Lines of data
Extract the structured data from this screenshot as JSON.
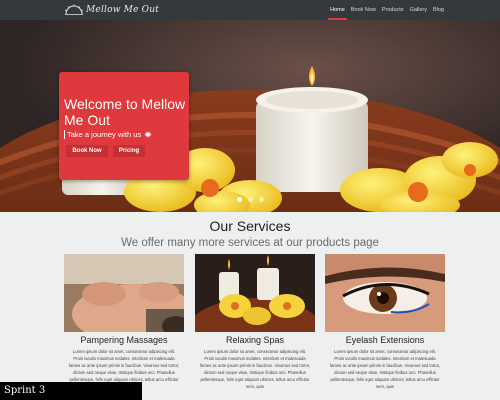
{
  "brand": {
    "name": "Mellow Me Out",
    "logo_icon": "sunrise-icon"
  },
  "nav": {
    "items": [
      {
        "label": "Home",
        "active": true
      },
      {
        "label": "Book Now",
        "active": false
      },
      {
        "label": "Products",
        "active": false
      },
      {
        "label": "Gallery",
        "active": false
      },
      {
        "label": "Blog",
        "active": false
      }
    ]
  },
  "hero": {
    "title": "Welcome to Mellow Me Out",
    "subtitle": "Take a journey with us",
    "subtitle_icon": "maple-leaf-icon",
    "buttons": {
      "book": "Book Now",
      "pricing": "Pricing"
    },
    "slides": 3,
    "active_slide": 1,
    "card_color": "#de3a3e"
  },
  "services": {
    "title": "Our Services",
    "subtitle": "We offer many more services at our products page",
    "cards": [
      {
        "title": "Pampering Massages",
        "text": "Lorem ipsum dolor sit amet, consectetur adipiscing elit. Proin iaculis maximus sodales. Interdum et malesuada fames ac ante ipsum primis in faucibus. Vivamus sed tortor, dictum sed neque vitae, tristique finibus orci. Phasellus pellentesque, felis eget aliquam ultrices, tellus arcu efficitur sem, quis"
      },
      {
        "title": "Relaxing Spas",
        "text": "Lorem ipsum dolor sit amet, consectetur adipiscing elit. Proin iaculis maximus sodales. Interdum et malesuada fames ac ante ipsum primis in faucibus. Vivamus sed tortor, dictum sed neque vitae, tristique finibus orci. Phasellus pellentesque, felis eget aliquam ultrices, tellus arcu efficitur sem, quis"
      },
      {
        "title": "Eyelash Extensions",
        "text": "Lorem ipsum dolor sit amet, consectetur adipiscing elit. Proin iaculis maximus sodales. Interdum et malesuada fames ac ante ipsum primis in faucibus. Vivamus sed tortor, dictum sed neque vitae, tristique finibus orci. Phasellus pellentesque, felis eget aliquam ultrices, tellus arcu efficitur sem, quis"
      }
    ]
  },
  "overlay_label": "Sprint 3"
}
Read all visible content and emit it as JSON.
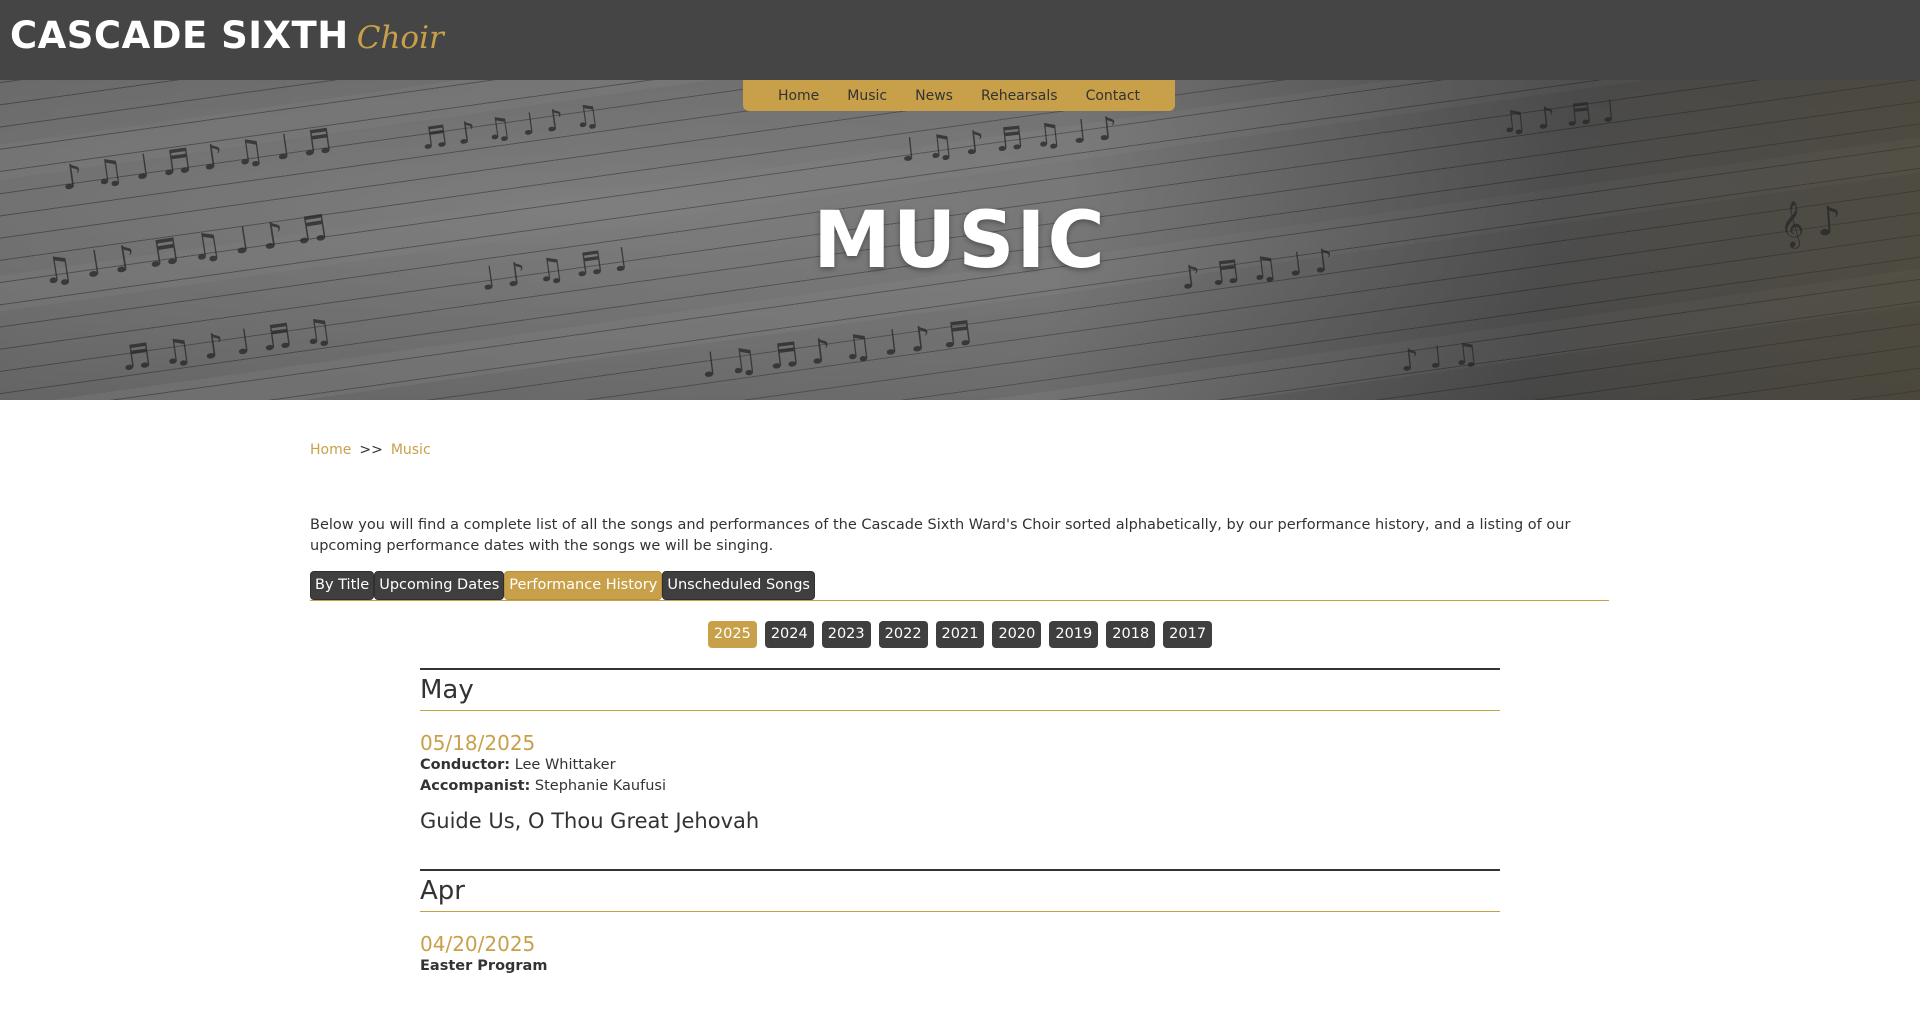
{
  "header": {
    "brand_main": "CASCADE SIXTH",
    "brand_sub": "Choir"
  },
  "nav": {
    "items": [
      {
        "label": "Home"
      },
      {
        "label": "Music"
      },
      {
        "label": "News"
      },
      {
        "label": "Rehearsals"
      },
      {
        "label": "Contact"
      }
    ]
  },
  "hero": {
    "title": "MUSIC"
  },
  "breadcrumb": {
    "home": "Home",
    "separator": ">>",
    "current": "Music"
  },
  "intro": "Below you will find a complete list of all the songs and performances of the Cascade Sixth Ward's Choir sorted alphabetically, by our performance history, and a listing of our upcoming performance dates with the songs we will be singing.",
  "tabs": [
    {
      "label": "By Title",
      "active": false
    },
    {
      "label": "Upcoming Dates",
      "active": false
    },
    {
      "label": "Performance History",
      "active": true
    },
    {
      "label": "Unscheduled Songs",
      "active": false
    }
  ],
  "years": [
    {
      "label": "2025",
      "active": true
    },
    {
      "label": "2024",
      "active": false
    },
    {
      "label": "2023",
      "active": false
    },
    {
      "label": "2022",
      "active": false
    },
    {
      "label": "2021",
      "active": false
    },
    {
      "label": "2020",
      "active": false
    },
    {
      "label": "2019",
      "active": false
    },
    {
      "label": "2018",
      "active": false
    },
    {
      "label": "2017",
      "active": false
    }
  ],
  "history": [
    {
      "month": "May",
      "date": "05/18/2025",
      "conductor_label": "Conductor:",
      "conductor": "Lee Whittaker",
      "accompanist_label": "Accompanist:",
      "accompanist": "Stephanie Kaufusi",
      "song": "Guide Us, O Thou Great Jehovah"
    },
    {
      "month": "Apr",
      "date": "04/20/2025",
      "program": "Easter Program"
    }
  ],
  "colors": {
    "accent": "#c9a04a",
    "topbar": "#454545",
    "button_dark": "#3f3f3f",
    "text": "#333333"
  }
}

--

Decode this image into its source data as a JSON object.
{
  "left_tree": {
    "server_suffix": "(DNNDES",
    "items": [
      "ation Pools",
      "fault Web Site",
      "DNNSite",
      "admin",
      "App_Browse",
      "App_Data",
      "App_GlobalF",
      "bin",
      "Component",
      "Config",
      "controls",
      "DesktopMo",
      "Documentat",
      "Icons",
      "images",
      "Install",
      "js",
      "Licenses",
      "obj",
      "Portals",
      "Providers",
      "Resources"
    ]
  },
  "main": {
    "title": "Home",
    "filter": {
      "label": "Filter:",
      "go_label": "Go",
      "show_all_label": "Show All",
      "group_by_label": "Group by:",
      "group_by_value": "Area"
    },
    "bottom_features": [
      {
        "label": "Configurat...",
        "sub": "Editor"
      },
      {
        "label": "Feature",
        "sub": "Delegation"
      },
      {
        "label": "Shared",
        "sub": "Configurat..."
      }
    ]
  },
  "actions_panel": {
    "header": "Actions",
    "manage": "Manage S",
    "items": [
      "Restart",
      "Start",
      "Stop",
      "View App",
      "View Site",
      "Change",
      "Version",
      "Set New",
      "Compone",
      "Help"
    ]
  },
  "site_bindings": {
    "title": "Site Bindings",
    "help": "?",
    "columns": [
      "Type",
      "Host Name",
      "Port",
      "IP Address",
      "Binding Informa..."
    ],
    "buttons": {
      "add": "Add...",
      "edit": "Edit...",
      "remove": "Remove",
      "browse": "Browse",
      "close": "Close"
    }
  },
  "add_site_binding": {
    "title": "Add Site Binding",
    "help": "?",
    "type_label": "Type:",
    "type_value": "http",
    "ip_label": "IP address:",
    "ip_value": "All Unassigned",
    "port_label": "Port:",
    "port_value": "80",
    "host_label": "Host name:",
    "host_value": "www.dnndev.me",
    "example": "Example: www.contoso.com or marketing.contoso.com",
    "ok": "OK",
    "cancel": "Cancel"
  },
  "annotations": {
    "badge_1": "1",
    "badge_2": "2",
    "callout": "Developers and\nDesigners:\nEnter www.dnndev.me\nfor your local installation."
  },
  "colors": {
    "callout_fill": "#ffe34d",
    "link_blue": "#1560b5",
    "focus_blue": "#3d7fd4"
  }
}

_WHAT THE TASK REQUIRES_.
Sift the material for lines with the string "Home". Copy each one found.

_THE COMPLETED TASK_.
        "label": "Home",
        "label": "Home"
    "home": "Home",
    "title": "Home",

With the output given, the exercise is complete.